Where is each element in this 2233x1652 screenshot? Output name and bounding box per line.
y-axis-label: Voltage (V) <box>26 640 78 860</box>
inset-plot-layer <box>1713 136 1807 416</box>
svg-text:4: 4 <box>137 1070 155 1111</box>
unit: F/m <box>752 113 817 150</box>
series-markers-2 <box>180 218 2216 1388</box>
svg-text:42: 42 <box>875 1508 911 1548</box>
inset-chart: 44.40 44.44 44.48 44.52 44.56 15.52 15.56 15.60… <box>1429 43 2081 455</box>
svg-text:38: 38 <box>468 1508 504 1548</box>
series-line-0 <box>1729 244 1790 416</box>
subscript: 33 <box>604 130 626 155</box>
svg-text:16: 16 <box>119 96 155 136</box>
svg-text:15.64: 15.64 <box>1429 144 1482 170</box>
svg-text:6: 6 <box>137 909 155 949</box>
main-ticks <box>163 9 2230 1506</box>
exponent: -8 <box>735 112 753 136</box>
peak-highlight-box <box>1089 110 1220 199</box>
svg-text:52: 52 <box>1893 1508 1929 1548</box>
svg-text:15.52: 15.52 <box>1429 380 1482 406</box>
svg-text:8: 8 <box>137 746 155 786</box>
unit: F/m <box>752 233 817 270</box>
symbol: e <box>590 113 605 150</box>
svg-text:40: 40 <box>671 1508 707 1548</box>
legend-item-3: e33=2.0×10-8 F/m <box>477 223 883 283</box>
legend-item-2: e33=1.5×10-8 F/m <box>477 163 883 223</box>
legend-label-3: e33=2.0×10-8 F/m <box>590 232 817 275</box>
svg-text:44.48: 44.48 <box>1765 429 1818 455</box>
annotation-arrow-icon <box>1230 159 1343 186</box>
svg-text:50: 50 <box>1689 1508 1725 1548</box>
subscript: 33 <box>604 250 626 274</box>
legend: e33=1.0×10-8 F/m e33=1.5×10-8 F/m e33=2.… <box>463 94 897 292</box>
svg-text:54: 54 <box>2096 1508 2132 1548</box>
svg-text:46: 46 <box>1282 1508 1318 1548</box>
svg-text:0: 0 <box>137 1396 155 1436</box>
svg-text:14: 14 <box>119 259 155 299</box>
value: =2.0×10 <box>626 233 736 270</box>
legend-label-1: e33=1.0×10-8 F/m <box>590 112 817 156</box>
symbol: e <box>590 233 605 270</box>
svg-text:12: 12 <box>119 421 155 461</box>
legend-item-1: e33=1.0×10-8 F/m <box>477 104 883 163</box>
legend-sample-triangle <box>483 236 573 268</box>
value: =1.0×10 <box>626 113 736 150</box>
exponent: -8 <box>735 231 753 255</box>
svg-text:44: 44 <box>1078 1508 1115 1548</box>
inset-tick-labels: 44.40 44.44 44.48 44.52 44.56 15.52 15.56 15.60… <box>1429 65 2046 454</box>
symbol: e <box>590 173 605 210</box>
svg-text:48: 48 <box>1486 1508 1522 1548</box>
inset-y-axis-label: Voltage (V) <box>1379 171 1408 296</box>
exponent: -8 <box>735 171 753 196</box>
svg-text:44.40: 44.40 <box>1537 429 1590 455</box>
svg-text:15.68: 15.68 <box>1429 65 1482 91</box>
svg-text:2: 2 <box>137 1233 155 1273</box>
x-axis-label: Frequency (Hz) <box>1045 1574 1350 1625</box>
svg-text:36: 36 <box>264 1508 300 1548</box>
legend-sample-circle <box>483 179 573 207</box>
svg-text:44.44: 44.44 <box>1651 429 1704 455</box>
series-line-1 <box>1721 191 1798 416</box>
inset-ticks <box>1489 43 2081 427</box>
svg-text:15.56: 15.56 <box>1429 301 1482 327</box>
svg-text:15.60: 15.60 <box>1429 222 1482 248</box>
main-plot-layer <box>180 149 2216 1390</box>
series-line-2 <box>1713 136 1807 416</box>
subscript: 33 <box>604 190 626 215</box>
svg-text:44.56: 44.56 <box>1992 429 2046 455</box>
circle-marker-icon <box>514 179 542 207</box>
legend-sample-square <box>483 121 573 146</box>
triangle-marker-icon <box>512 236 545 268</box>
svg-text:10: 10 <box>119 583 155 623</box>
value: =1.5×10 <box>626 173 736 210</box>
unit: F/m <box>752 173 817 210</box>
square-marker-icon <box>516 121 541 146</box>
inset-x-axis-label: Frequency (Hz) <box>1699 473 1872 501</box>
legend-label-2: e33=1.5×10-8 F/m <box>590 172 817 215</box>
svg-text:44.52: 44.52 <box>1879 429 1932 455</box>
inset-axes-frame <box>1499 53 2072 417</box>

■ ■ ■

Copy the material word for word, starting at its first line and ending at the line that contains "svg-text:42: 42 <box>875 1508 911 1548</box>", with both of those lines included.

Where is each element in this 2233x1652 screenshot? Output name and bounding box per line.
y-axis-label: Voltage (V) <box>26 640 78 860</box>
inset-plot-layer <box>1713 136 1807 416</box>
svg-text:4: 4 <box>137 1070 155 1111</box>
unit: F/m <box>752 113 817 150</box>
series-markers-2 <box>180 218 2216 1388</box>
svg-text:42: 42 <box>875 1508 911 1548</box>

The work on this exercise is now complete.